## START Stored records
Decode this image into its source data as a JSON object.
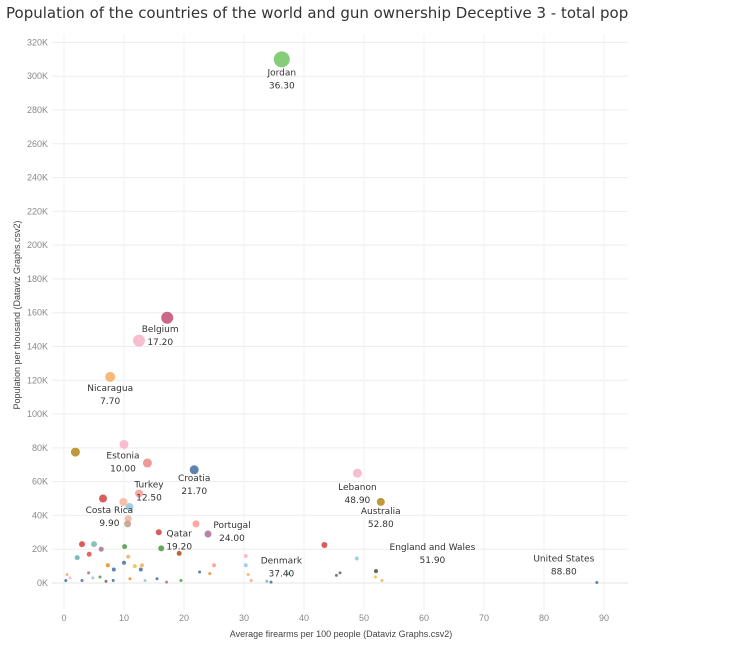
{
  "chart_data": {
    "type": "scatter",
    "title": "Population of the countries of the world and gun ownership Deceptive 3 - total pop",
    "xlabel": "Average firearms per 100 people (Dataviz Graphs.csv2)",
    "ylabel": "Population per thousand (Dataviz Graphs.csv2)",
    "xlim": [
      -2,
      94
    ],
    "ylim": [
      -16000,
      325000
    ],
    "x_ticks": [
      0,
      10,
      20,
      30,
      40,
      50,
      60,
      70,
      80,
      90
    ],
    "y_ticks": [
      0,
      20000,
      40000,
      60000,
      80000,
      100000,
      120000,
      140000,
      160000,
      180000,
      200000,
      220000,
      240000,
      260000,
      280000,
      300000,
      320000
    ],
    "y_tick_labels": [
      "0K",
      "20K",
      "40K",
      "60K",
      "80K",
      "100K",
      "120K",
      "140K",
      "160K",
      "180K",
      "200K",
      "220K",
      "240K",
      "260K",
      "280K",
      "300K",
      "320K"
    ],
    "grid": true,
    "points": [
      {
        "x": 36.3,
        "y": 310000,
        "label": "Jordan",
        "value_label": "36.30",
        "color": "#7cc96f",
        "size": 8
      },
      {
        "x": 17.2,
        "y": 157000,
        "label": "Belgium",
        "value_label": "17.20",
        "color": "#c85a7c",
        "size": 6
      },
      {
        "x": 12.5,
        "y": 143500,
        "label": "",
        "value_label": "",
        "color": "#f7b9cc",
        "size": 6
      },
      {
        "x": 7.7,
        "y": 122000,
        "label": "Nicaragua",
        "value_label": "7.70",
        "color": "#f9b36a",
        "size": 5
      },
      {
        "x": 10.0,
        "y": 82000,
        "label": "Estonia",
        "value_label": "10.00",
        "color": "#f7b9cc",
        "size": 4.5
      },
      {
        "x": 13.9,
        "y": 71000,
        "label": "",
        "value_label": "",
        "color": "#ee8f8f",
        "size": 4.5
      },
      {
        "x": 1.9,
        "y": 77500,
        "label": "",
        "value_label": "",
        "color": "#b8912a",
        "size": 4.5
      },
      {
        "x": 21.7,
        "y": 67000,
        "label": "Croatia",
        "value_label": "21.70",
        "color": "#4e79a7",
        "size": 4.5
      },
      {
        "x": 12.5,
        "y": 53000,
        "label": "Turkey",
        "value_label": "12.50",
        "color": "#ff9d9a",
        "size": 4
      },
      {
        "x": 6.5,
        "y": 50000,
        "label": "",
        "value_label": "",
        "color": "#d64f4f",
        "size": 4
      },
      {
        "x": 9.9,
        "y": 48000,
        "label": "Costa Rica",
        "value_label": "9.90",
        "color": "#f7b9a0",
        "size": 4
      },
      {
        "x": 10.9,
        "y": 45000,
        "label": "",
        "value_label": "",
        "color": "#9ecae1",
        "size": 4
      },
      {
        "x": 10.7,
        "y": 38000,
        "label": "",
        "value_label": "",
        "color": "#f2b9a0",
        "size": 3.5
      },
      {
        "x": 10.6,
        "y": 35000,
        "label": "",
        "value_label": "",
        "color": "#c4a494",
        "size": 3.5
      },
      {
        "x": 48.9,
        "y": 65000,
        "label": "Lebanon",
        "value_label": "48.90",
        "color": "#f7b9cc",
        "size": 4.5
      },
      {
        "x": 52.8,
        "y": 48000,
        "label": "Australia",
        "value_label": "52.80",
        "color": "#b8912a",
        "size": 4
      },
      {
        "x": 22.0,
        "y": 35000,
        "label": "",
        "value_label": "",
        "color": "#ff9d9a",
        "size": 3.5
      },
      {
        "x": 24.0,
        "y": 29000,
        "label": "Portugal",
        "value_label": "24.00",
        "color": "#b07aa1",
        "size": 3.5
      },
      {
        "x": 19.2,
        "y": 17500,
        "label": "Qatar",
        "value_label": "19.20",
        "color": "#b6582a",
        "size": 2.5
      },
      {
        "x": 15.8,
        "y": 30000,
        "label": "",
        "value_label": "",
        "color": "#d64f4f",
        "size": 3
      },
      {
        "x": 16.2,
        "y": 20500,
        "label": "",
        "value_label": "",
        "color": "#59a14f",
        "size": 3
      },
      {
        "x": 3.0,
        "y": 23000,
        "label": "",
        "value_label": "",
        "color": "#d64f4f",
        "size": 3
      },
      {
        "x": 5.0,
        "y": 23000,
        "label": "",
        "value_label": "",
        "color": "#86bcb6",
        "size": 3
      },
      {
        "x": 6.2,
        "y": 20000,
        "label": "",
        "value_label": "",
        "color": "#b07aa1",
        "size": 2.5
      },
      {
        "x": 4.2,
        "y": 17000,
        "label": "",
        "value_label": "",
        "color": "#e15759",
        "size": 2.5
      },
      {
        "x": 2.2,
        "y": 15000,
        "label": "",
        "value_label": "",
        "color": "#76b7b2",
        "size": 2.5
      },
      {
        "x": 10.1,
        "y": 21500,
        "label": "",
        "value_label": "",
        "color": "#59a14f",
        "size": 2.5
      },
      {
        "x": 10.7,
        "y": 15500,
        "label": "",
        "value_label": "",
        "color": "#f9b36a",
        "size": 2
      },
      {
        "x": 10.0,
        "y": 12000,
        "label": "",
        "value_label": "",
        "color": "#4e79a7",
        "size": 2
      },
      {
        "x": 7.3,
        "y": 10500,
        "label": "",
        "value_label": "",
        "color": "#f28e2b",
        "size": 2
      },
      {
        "x": 11.8,
        "y": 10000,
        "label": "",
        "value_label": "",
        "color": "#edc948",
        "size": 2
      },
      {
        "x": 13.0,
        "y": 10500,
        "label": "",
        "value_label": "",
        "color": "#f9b36a",
        "size": 2
      },
      {
        "x": 8.3,
        "y": 8000,
        "label": "",
        "value_label": "",
        "color": "#4e79a7",
        "size": 2
      },
      {
        "x": 12.8,
        "y": 8000,
        "label": "",
        "value_label": "",
        "color": "#4e79a7",
        "size": 2
      },
      {
        "x": 43.4,
        "y": 22500,
        "label": "",
        "value_label": "",
        "color": "#d64f4f",
        "size": 3
      },
      {
        "x": 48.8,
        "y": 14500,
        "label": "",
        "value_label": "",
        "color": "#9ecae1",
        "size": 2
      },
      {
        "x": 52.0,
        "y": 7000,
        "label": "",
        "value_label": "",
        "color": "#59594f",
        "size": 2
      },
      {
        "x": 46.0,
        "y": 6000,
        "label": "",
        "value_label": "",
        "color": "#79706e",
        "size": 1.5
      },
      {
        "x": 45.4,
        "y": 4500,
        "label": "",
        "value_label": "",
        "color": "#79706e",
        "size": 1.5
      },
      {
        "x": 30.3,
        "y": 16000,
        "label": "",
        "value_label": "",
        "color": "#f7b9cc",
        "size": 2
      },
      {
        "x": 30.3,
        "y": 10500,
        "label": "",
        "value_label": "",
        "color": "#9ecae1",
        "size": 2
      },
      {
        "x": 30.7,
        "y": 5000,
        "label": "",
        "value_label": "",
        "color": "#f9b36a",
        "size": 1.5
      },
      {
        "x": 37.4,
        "y": 5500,
        "label": "Denmark",
        "value_label": "37.40",
        "color": "#86bcb6",
        "size": 1.5
      },
      {
        "x": 33.8,
        "y": 1000,
        "label": "",
        "value_label": "",
        "color": "#86bcb6",
        "size": 1.5
      },
      {
        "x": 34.5,
        "y": 500,
        "label": "",
        "value_label": "",
        "color": "#4e79a7",
        "size": 1.5
      },
      {
        "x": 25.0,
        "y": 10500,
        "label": "",
        "value_label": "",
        "color": "#ff9d9a",
        "size": 2
      },
      {
        "x": 22.6,
        "y": 6500,
        "label": "",
        "value_label": "",
        "color": "#4e79a7",
        "size": 1.5
      },
      {
        "x": 24.3,
        "y": 5500,
        "label": "",
        "value_label": "",
        "color": "#f28e2b",
        "size": 1.5
      },
      {
        "x": 51.9,
        "y": 3500,
        "label": "England and Wales",
        "value_label": "51.90",
        "color": "#edc948",
        "size": 1.5
      },
      {
        "x": 88.8,
        "y": 300,
        "label": "United States",
        "value_label": "88.80",
        "color": "#4e79a7",
        "size": 1.5
      },
      {
        "x": 0.5,
        "y": 5000,
        "label": "",
        "value_label": "",
        "color": "#f9b36a",
        "size": 1.5
      },
      {
        "x": 0.3,
        "y": 1500,
        "label": "",
        "value_label": "",
        "color": "#4e79a7",
        "size": 1.5
      },
      {
        "x": 1.0,
        "y": 3000,
        "label": "",
        "value_label": "",
        "color": "#f7b9cc",
        "size": 1.5
      },
      {
        "x": 3.0,
        "y": 1500,
        "label": "",
        "value_label": "",
        "color": "#4e79a7",
        "size": 1.5
      },
      {
        "x": 4.1,
        "y": 6000,
        "label": "",
        "value_label": "",
        "color": "#b07aa1",
        "size": 1.5
      },
      {
        "x": 4.8,
        "y": 3000,
        "label": "",
        "value_label": "",
        "color": "#9ecae1",
        "size": 1.5
      },
      {
        "x": 6.0,
        "y": 3500,
        "label": "",
        "value_label": "",
        "color": "#59a14f",
        "size": 1.5
      },
      {
        "x": 7.0,
        "y": 1000,
        "label": "",
        "value_label": "",
        "color": "#79706e",
        "size": 1.5
      },
      {
        "x": 8.2,
        "y": 1500,
        "label": "",
        "value_label": "",
        "color": "#4e79a7",
        "size": 1.5
      },
      {
        "x": 11.0,
        "y": 2500,
        "label": "",
        "value_label": "",
        "color": "#f28e2b",
        "size": 1.5
      },
      {
        "x": 13.5,
        "y": 1500,
        "label": "",
        "value_label": "",
        "color": "#9ecae1",
        "size": 1.5
      },
      {
        "x": 15.5,
        "y": 2500,
        "label": "",
        "value_label": "",
        "color": "#4e79a7",
        "size": 1.5
      },
      {
        "x": 17.1,
        "y": 500,
        "label": "",
        "value_label": "",
        "color": "#b07aa1",
        "size": 1.5
      },
      {
        "x": 19.5,
        "y": 1500,
        "label": "",
        "value_label": "",
        "color": "#59a14f",
        "size": 1.5
      },
      {
        "x": 31.2,
        "y": 1500,
        "label": "",
        "value_label": "",
        "color": "#f9b36a",
        "size": 1.5
      },
      {
        "x": 53.0,
        "y": 1500,
        "label": "",
        "value_label": "",
        "color": "#f9b36a",
        "size": 1.5
      }
    ]
  }
}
## END Stored records
• _Written exercise_: Filter the entries above down to the lines containing the word "Graphs".

• _Exercise answer_:
    "xlabel": "Average firearms per 100 people (Dataviz Graphs.csv2)",
    "ylabel": "Population per thousand (Dataviz Graphs.csv2)",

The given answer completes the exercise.